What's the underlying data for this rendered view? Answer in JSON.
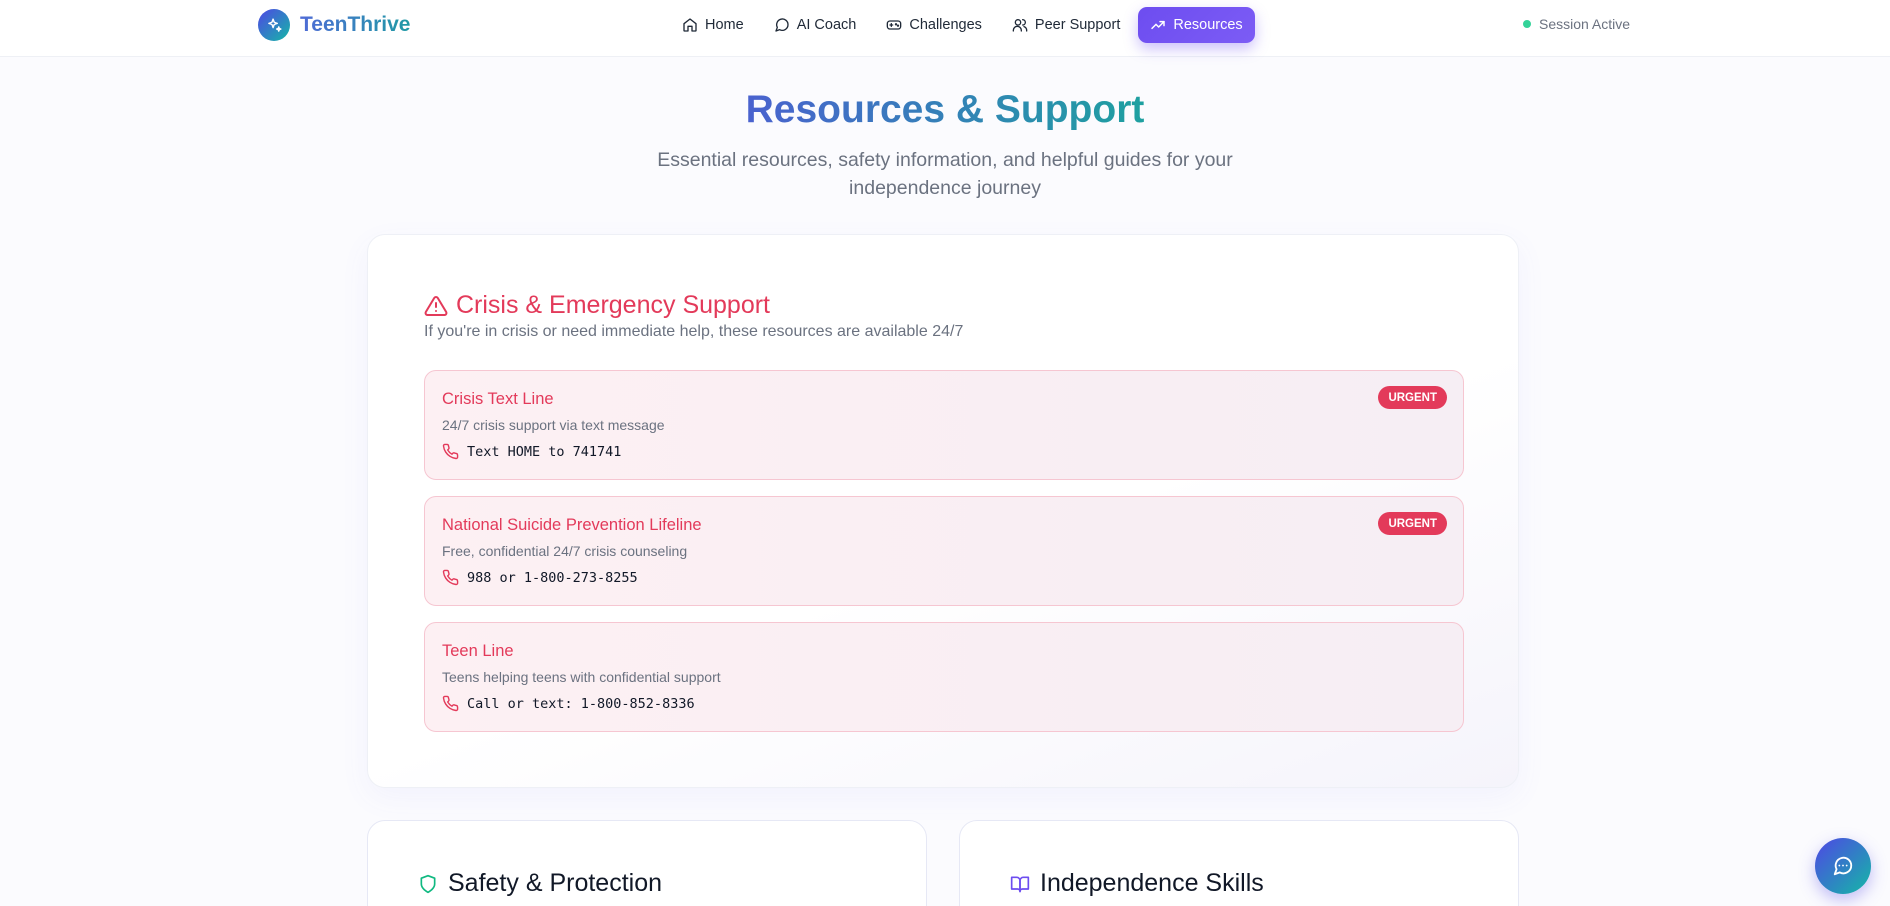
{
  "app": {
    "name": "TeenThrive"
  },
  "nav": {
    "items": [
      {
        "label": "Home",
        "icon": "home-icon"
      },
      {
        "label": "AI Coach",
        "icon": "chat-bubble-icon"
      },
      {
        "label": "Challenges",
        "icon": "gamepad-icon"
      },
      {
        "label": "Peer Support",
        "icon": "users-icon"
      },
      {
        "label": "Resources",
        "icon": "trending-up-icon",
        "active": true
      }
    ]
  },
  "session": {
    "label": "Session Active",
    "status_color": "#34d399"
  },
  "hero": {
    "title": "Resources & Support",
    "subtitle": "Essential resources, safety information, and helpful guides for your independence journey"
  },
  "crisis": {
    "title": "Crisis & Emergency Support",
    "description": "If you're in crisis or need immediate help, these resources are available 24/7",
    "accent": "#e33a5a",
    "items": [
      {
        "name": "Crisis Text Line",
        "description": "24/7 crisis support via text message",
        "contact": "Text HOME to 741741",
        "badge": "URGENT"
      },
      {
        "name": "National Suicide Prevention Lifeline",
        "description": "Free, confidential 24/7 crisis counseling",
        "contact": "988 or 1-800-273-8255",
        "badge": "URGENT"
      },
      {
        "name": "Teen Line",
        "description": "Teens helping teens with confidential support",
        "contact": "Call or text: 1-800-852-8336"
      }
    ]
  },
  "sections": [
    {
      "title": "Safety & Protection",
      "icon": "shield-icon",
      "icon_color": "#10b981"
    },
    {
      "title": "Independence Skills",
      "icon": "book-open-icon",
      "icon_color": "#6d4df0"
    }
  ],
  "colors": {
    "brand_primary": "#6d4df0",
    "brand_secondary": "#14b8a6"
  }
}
--
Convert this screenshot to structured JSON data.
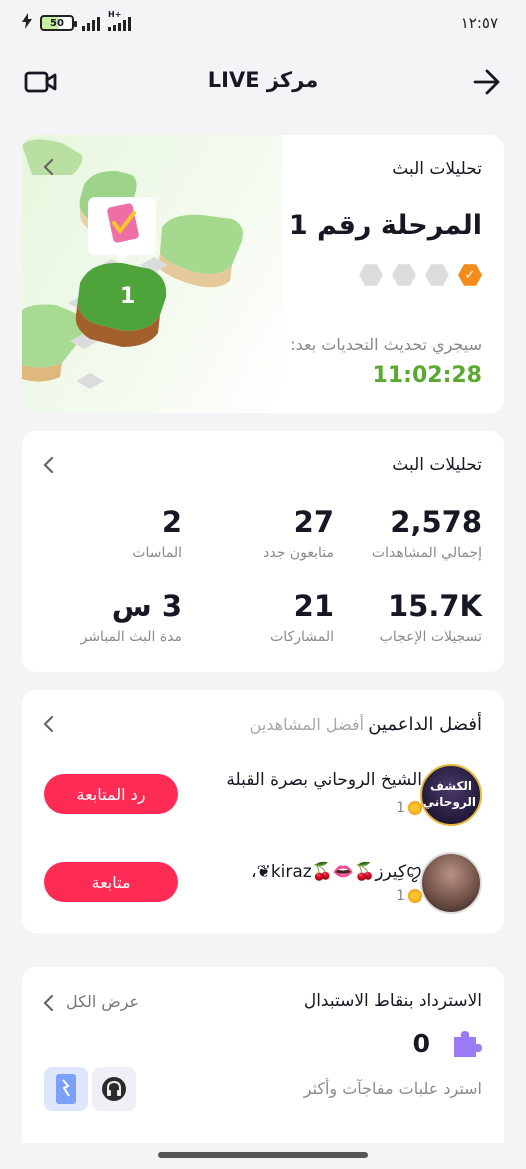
...
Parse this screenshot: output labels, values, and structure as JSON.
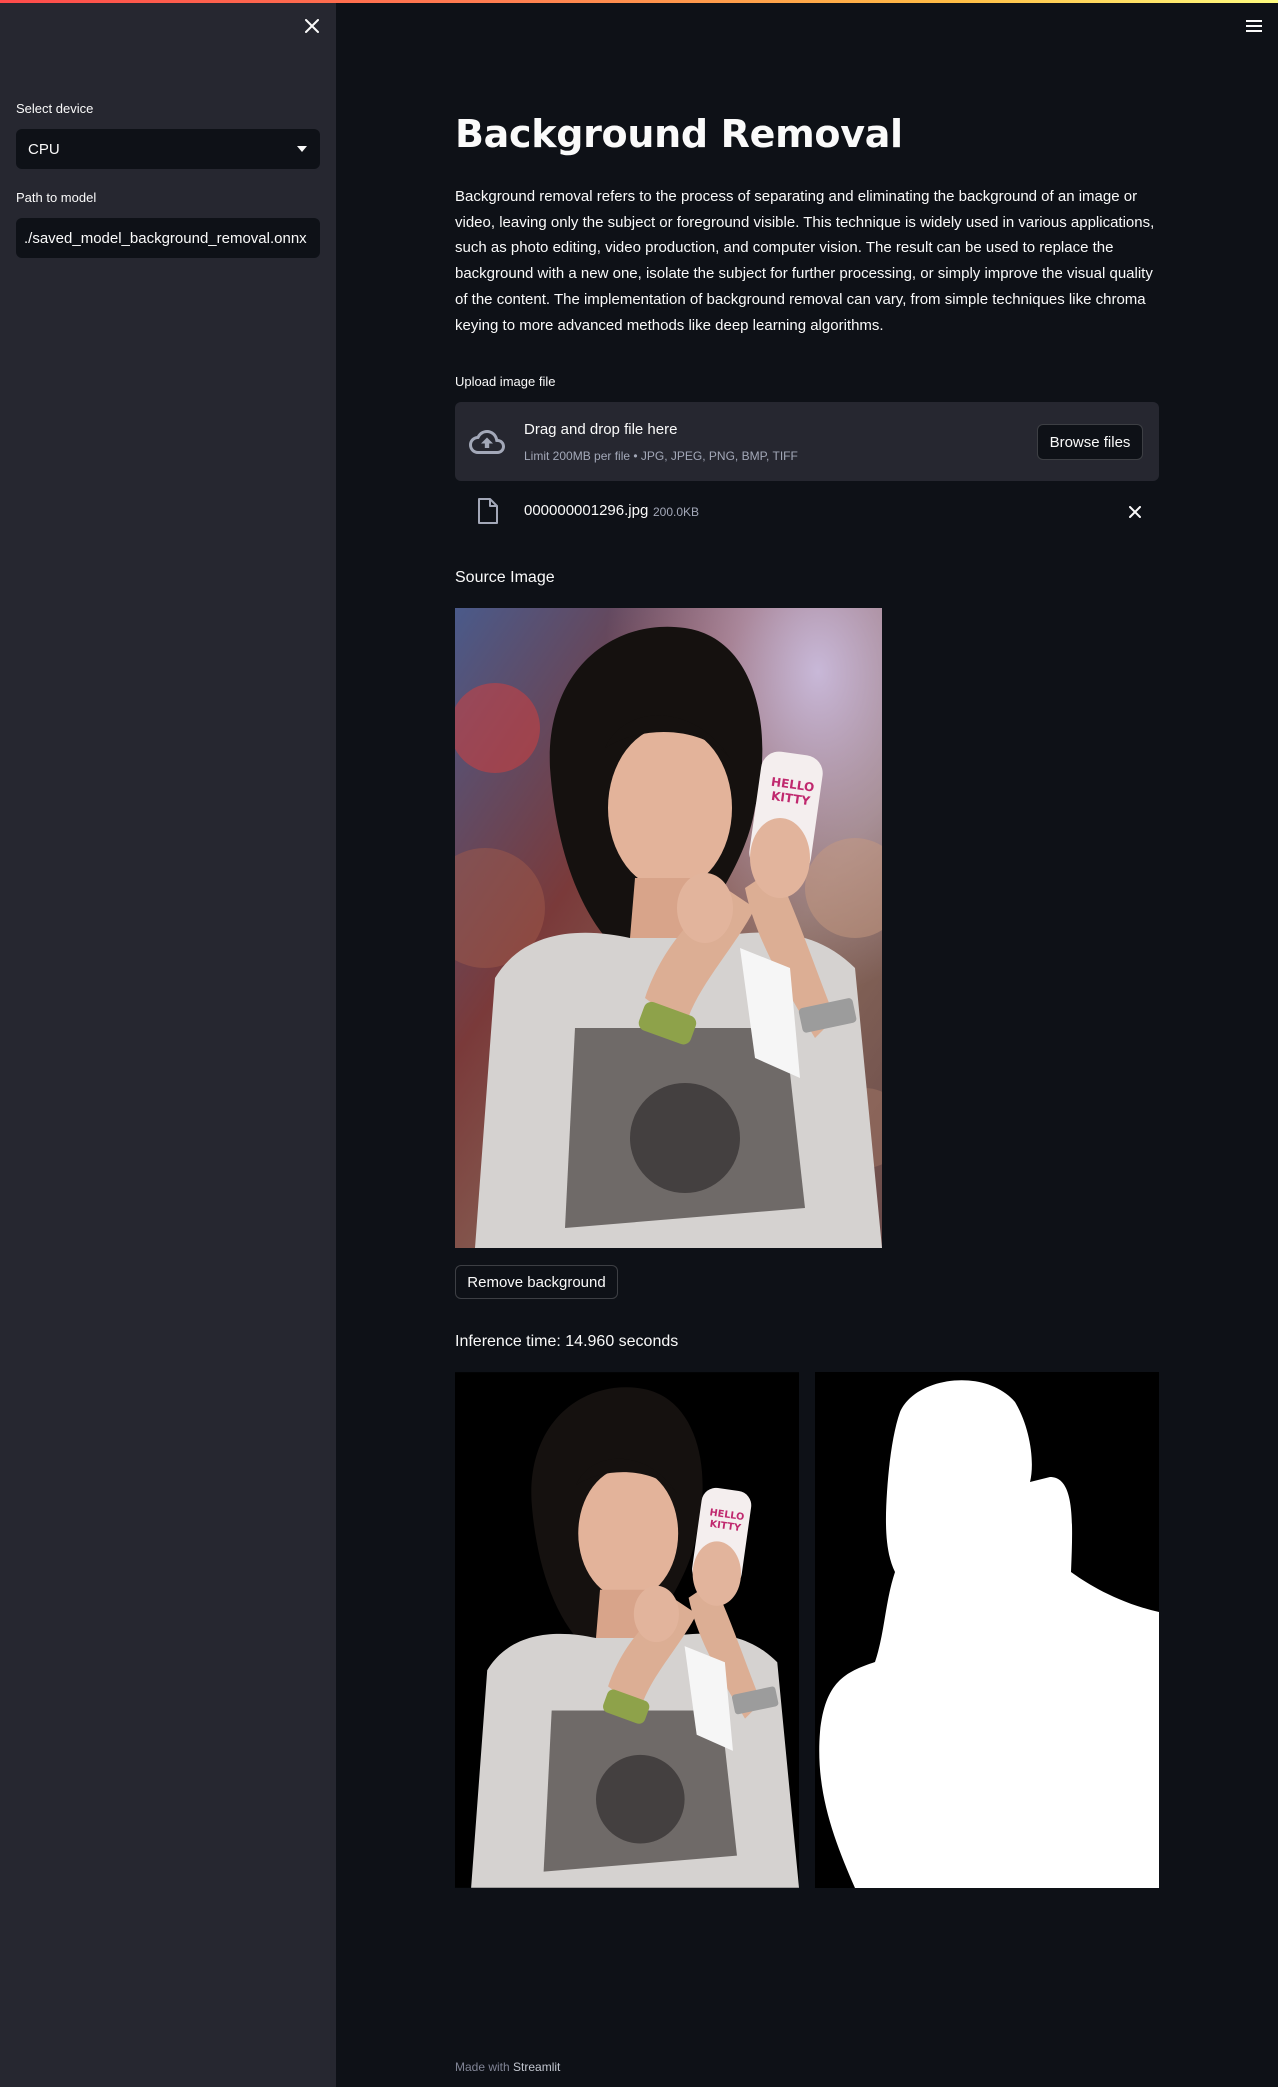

## Exercise requirements
What is the number of lines that contain "screenshot"? Reply with that number alone.

## Solution to the problem
2